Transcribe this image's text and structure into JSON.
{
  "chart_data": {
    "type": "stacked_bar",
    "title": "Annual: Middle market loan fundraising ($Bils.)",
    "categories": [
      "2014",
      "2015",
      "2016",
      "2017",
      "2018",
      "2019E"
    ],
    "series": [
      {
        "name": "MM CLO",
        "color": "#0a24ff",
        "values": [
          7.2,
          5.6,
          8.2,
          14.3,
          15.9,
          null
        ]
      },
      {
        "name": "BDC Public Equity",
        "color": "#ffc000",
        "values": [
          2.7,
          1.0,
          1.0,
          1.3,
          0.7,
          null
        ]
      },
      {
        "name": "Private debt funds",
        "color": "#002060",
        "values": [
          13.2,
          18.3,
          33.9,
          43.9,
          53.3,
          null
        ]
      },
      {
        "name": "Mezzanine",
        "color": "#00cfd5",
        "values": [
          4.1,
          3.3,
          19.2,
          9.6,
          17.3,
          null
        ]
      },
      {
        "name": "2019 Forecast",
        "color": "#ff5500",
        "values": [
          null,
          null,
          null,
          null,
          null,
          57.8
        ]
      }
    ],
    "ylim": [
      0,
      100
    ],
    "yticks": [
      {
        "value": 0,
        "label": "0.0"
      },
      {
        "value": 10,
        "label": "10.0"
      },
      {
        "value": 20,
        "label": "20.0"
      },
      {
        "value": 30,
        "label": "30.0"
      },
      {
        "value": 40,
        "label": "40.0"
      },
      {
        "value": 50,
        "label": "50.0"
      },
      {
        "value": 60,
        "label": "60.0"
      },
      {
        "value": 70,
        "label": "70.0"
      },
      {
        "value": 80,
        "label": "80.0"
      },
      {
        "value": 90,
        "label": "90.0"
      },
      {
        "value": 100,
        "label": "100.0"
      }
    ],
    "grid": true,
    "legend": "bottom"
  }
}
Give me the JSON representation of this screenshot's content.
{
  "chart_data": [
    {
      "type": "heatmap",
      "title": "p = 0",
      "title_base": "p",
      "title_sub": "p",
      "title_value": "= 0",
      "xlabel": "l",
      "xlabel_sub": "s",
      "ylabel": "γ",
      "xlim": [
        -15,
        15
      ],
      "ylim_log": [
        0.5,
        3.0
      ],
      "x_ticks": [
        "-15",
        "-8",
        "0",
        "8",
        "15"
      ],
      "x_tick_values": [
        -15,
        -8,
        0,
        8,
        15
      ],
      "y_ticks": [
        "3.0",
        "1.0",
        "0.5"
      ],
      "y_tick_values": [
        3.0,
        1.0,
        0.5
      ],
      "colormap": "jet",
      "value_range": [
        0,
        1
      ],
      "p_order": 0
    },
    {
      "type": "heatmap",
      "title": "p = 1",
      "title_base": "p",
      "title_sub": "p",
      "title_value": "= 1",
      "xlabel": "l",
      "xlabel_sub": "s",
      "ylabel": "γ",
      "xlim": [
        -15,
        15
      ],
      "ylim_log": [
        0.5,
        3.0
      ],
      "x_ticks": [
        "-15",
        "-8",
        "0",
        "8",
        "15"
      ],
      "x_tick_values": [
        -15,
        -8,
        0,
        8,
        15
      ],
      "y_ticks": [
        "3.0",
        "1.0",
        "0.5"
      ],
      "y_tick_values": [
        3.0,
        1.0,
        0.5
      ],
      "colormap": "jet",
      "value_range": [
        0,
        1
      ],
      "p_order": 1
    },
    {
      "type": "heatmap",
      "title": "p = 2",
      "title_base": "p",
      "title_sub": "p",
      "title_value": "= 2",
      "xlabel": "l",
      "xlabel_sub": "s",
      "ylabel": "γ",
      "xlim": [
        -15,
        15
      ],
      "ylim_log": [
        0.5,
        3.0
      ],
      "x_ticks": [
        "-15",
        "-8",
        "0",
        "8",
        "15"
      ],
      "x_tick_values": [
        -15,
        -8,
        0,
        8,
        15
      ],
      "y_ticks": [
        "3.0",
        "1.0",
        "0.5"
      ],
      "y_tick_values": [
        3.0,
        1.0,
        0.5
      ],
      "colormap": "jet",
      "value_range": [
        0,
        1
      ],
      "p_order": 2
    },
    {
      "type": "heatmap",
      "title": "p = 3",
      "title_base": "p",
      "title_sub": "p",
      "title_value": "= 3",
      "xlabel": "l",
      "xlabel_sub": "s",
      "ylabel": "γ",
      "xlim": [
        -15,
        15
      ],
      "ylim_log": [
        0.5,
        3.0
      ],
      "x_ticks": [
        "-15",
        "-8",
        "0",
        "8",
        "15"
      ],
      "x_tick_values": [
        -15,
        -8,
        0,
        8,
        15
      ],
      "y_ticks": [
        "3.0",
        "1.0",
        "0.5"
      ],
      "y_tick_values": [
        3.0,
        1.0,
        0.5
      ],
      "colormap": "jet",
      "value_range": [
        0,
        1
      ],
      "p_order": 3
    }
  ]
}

Direction> Identify the lines in the records above that contain the word "name", then state how many there are and nothing more.

Solution for this task> 5